[TO DO]:
Scan the records below. List lines holding "name".
--- START OF EXTRACTED ENTRIES ---
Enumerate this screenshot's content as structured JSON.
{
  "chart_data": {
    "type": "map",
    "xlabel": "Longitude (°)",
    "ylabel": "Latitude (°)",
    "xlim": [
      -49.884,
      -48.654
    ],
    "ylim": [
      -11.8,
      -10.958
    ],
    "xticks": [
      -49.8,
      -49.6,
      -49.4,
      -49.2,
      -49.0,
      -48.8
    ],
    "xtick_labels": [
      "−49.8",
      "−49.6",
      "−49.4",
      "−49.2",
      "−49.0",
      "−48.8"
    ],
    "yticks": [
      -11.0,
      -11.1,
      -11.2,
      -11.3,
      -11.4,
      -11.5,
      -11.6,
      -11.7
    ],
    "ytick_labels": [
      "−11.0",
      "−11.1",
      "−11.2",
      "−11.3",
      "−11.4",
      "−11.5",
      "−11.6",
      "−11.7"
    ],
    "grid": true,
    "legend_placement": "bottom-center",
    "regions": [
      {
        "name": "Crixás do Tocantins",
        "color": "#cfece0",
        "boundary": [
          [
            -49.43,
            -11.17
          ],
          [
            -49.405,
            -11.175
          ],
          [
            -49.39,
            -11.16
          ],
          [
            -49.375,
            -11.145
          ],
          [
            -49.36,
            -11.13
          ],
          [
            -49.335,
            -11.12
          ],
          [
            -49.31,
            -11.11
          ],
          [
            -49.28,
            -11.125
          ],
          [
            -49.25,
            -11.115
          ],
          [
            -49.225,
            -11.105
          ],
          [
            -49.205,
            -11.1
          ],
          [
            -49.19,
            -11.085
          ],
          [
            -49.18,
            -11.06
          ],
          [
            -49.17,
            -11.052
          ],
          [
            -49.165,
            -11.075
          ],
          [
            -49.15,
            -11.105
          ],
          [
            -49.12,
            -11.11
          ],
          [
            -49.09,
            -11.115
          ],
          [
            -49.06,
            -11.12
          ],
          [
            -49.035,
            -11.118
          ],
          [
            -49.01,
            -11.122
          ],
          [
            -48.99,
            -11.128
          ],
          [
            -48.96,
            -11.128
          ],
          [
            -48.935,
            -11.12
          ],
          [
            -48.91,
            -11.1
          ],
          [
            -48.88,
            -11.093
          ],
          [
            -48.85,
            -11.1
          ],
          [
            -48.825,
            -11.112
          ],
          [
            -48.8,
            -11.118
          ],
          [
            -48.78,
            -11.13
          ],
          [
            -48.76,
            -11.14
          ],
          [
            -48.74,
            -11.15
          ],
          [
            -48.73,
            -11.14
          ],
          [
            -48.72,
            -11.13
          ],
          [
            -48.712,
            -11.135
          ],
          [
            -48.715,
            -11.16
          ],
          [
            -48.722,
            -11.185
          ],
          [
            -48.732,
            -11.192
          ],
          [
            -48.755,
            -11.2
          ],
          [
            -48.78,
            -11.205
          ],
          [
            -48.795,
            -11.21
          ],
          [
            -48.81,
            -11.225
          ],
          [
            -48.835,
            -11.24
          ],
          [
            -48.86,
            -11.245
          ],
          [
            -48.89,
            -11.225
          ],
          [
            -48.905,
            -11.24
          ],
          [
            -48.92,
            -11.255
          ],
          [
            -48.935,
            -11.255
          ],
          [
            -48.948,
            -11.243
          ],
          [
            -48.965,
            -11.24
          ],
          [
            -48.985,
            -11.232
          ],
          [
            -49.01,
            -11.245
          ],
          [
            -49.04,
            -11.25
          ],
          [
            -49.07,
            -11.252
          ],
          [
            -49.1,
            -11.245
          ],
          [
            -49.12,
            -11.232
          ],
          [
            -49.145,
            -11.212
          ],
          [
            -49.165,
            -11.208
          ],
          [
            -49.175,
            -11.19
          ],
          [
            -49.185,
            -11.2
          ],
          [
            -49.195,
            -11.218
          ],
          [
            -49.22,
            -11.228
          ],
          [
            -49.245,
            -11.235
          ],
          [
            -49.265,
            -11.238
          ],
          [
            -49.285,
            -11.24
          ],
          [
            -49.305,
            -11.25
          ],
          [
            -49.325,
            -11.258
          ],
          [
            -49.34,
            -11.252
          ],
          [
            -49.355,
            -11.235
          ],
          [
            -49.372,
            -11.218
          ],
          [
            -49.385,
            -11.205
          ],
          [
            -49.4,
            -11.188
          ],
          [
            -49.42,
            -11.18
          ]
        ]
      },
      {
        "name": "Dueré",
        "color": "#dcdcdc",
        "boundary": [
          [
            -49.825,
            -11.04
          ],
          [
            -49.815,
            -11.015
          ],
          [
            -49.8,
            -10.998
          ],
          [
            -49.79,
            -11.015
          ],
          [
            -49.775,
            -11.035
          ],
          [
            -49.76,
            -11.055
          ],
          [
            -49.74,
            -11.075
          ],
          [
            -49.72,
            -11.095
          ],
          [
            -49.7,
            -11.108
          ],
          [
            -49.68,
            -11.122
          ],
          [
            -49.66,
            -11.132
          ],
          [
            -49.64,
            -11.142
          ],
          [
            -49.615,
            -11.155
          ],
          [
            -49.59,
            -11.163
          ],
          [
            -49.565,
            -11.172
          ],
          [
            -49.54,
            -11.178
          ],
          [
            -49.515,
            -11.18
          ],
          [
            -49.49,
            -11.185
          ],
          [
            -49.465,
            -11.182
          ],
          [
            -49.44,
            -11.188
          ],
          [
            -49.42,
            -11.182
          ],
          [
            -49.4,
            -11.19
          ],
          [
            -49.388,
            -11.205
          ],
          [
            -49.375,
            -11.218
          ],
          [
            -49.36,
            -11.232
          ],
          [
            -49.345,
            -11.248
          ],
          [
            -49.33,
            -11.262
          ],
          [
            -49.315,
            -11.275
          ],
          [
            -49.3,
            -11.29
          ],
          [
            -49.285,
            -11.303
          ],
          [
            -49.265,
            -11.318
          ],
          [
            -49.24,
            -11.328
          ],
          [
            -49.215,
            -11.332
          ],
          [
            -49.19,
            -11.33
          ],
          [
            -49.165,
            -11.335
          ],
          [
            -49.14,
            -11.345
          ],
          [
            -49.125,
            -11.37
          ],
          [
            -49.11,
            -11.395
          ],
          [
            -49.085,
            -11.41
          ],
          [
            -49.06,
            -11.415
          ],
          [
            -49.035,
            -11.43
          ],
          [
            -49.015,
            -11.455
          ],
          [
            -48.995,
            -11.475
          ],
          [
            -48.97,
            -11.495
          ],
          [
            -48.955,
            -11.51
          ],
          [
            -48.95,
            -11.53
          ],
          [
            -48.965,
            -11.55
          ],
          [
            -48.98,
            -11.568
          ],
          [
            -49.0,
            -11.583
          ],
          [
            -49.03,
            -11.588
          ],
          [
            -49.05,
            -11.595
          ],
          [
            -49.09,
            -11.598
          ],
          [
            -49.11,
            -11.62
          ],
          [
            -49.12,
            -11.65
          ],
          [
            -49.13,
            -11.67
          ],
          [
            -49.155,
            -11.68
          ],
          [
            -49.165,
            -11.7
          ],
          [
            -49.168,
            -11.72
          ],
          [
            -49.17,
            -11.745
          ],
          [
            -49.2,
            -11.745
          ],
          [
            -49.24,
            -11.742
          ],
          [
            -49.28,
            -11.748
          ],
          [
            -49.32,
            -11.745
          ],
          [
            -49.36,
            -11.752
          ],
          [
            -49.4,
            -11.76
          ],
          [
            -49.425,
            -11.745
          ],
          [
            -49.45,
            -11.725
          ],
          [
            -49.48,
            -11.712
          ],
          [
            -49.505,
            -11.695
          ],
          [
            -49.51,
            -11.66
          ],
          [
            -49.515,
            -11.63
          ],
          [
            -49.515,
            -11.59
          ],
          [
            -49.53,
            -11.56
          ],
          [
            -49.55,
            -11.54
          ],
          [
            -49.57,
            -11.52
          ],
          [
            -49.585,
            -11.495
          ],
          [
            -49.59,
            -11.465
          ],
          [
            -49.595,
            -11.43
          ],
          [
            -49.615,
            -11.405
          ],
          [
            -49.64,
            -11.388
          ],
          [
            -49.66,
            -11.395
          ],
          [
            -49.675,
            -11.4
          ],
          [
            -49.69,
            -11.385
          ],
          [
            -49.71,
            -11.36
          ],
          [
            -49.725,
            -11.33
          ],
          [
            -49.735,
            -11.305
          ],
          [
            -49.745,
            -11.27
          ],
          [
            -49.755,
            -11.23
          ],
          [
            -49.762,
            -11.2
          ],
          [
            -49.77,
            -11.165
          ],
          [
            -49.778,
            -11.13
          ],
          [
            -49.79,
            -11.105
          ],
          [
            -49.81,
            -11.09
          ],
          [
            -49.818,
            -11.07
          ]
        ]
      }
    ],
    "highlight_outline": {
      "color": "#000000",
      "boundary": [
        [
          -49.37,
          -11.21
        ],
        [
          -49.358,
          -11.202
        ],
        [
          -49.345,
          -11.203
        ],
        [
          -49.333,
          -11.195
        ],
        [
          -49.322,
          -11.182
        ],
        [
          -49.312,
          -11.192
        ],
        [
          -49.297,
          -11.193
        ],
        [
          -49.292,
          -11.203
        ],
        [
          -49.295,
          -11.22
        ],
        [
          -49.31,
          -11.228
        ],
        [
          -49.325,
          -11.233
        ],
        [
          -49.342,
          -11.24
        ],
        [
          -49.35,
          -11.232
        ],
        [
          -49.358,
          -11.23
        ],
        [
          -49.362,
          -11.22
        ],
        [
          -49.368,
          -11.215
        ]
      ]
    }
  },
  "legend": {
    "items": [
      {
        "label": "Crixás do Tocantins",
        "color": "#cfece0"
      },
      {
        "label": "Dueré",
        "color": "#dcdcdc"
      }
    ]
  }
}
--- END OF EXTRACTED ENTRIES ---
[THE RESULT]:
        "name": "Crixás do Tocantins",
        "name": "Dueré",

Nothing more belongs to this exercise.